Repeat the data word for word. Do not include the pictures.

Entries from a visual dataset
^^^^^^^^

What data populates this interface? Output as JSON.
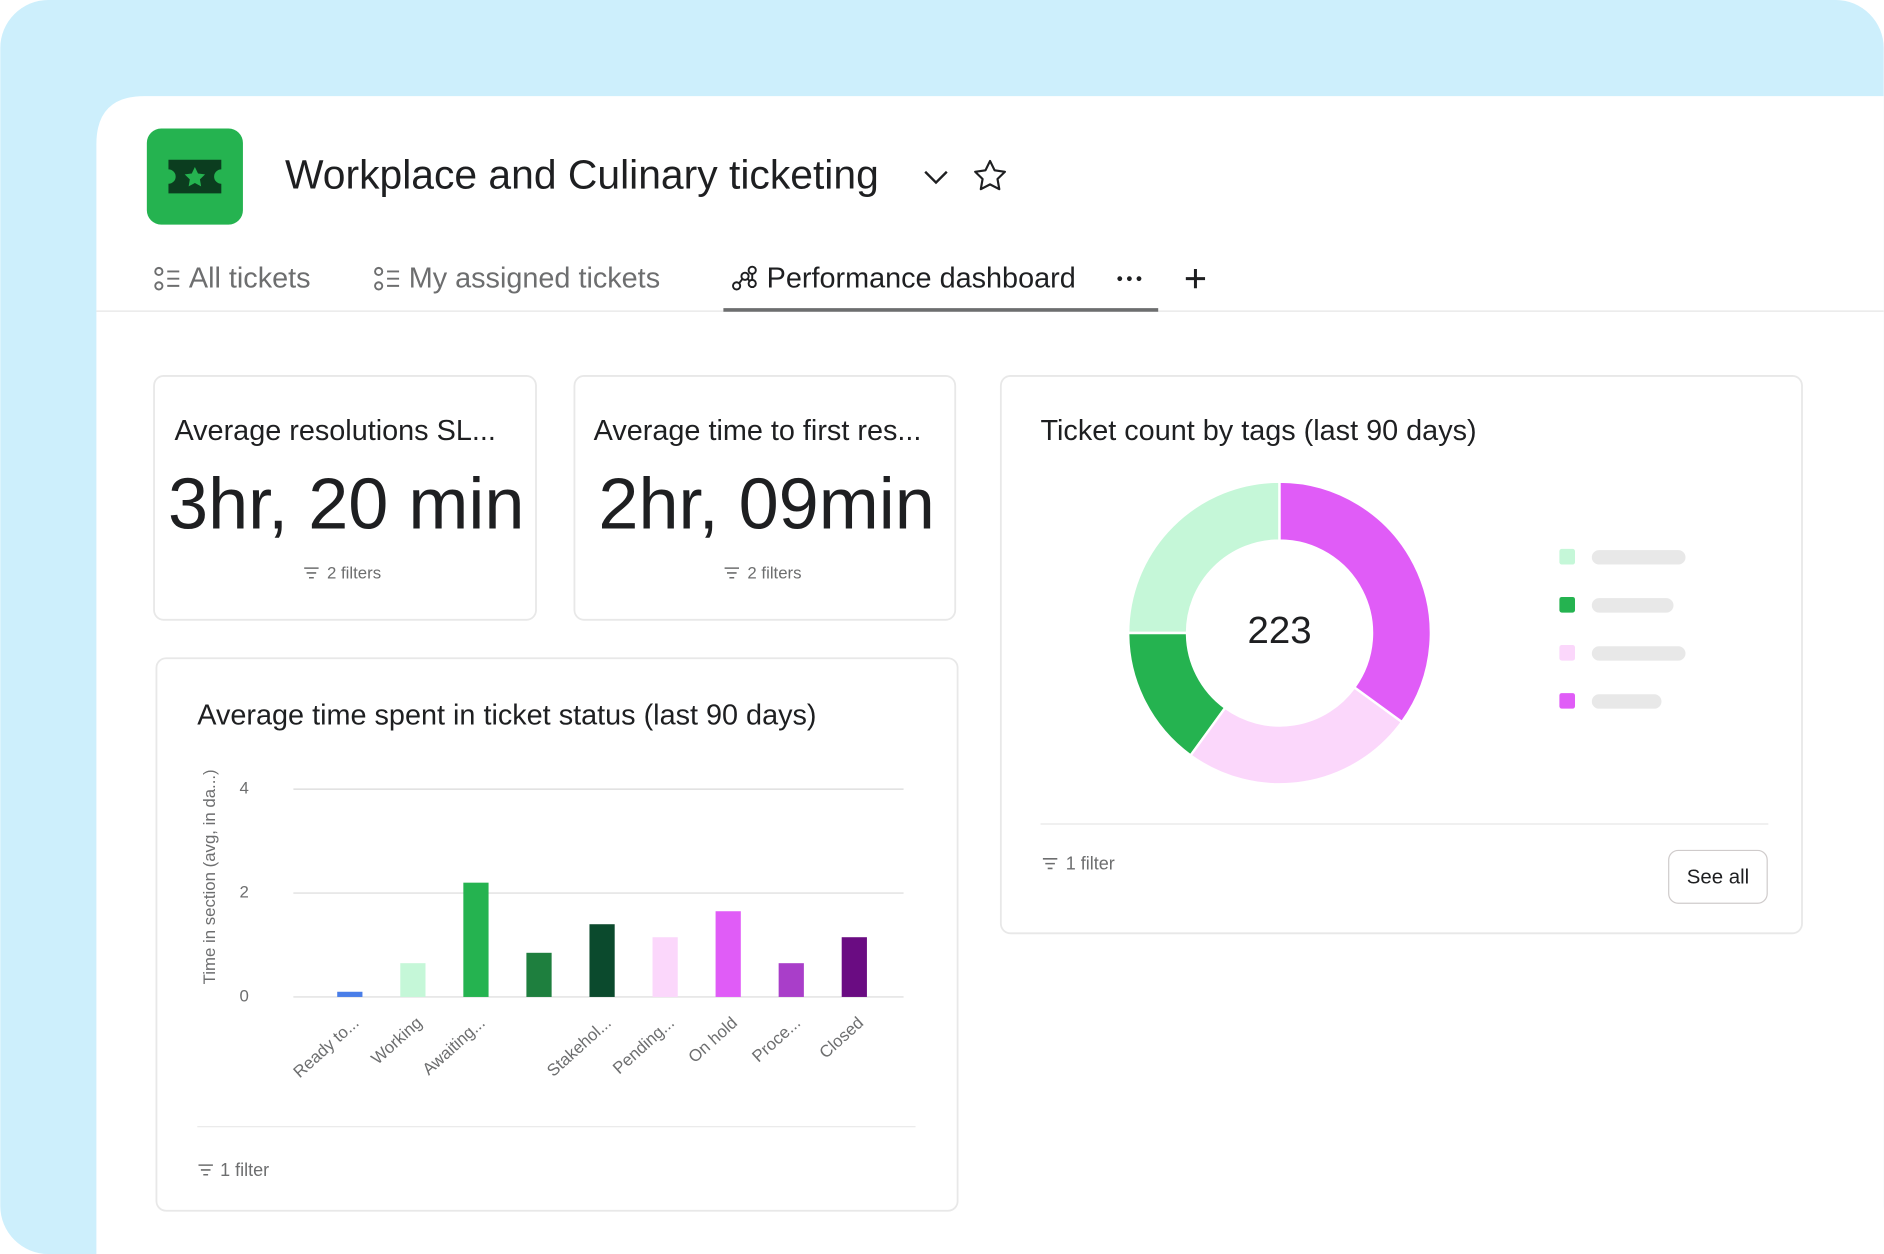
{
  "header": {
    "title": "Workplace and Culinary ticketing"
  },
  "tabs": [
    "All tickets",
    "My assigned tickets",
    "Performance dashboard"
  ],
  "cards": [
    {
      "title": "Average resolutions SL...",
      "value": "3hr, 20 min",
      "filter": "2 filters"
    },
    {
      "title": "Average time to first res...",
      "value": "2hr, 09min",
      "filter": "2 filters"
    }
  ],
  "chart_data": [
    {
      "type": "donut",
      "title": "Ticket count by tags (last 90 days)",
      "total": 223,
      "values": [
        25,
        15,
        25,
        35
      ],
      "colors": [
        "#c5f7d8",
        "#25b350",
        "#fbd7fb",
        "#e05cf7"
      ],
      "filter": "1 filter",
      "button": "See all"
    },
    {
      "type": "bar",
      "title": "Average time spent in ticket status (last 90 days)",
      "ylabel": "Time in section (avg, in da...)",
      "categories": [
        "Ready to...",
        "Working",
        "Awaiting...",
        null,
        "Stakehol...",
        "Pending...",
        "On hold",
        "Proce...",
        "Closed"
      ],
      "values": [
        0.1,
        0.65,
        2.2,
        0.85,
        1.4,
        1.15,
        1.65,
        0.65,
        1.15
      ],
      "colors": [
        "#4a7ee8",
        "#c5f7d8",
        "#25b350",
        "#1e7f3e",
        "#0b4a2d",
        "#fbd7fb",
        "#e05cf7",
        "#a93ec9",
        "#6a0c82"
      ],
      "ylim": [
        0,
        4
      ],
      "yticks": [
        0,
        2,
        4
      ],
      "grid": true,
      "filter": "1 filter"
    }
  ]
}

^^^^^^^^

Task response
What data populates this interface? Output as JSON.
{
  "header": {
    "title": "Workplace and Culinary ticketing"
  },
  "tabs": [
    "All tickets",
    "My assigned tickets",
    "Performance dashboard"
  ],
  "cards": [
    {
      "title": "Average resolutions SL...",
      "value": "3hr, 20 min",
      "filter": "2 filters"
    },
    {
      "title": "Average time to first res...",
      "value": "2hr, 09min",
      "filter": "2 filters"
    }
  ],
  "chart_data": [
    {
      "type": "donut",
      "title": "Ticket count by tags (last 90 days)",
      "total": 223,
      "values": [
        25,
        15,
        25,
        35
      ],
      "colors": [
        "#c5f7d8",
        "#25b350",
        "#fbd7fb",
        "#e05cf7"
      ],
      "filter": "1 filter",
      "button": "See all"
    },
    {
      "type": "bar",
      "title": "Average time spent in ticket status (last 90 days)",
      "ylabel": "Time in section (avg, in da...)",
      "categories": [
        "Ready to...",
        "Working",
        "Awaiting...",
        null,
        "Stakehol...",
        "Pending...",
        "On hold",
        "Proce...",
        "Closed"
      ],
      "values": [
        0.1,
        0.65,
        2.2,
        0.85,
        1.4,
        1.15,
        1.65,
        0.65,
        1.15
      ],
      "colors": [
        "#4a7ee8",
        "#c5f7d8",
        "#25b350",
        "#1e7f3e",
        "#0b4a2d",
        "#fbd7fb",
        "#e05cf7",
        "#a93ec9",
        "#6a0c82"
      ],
      "ylim": [
        0,
        4
      ],
      "yticks": [
        0,
        2,
        4
      ],
      "grid": true,
      "filter": "1 filter"
    }
  ]
}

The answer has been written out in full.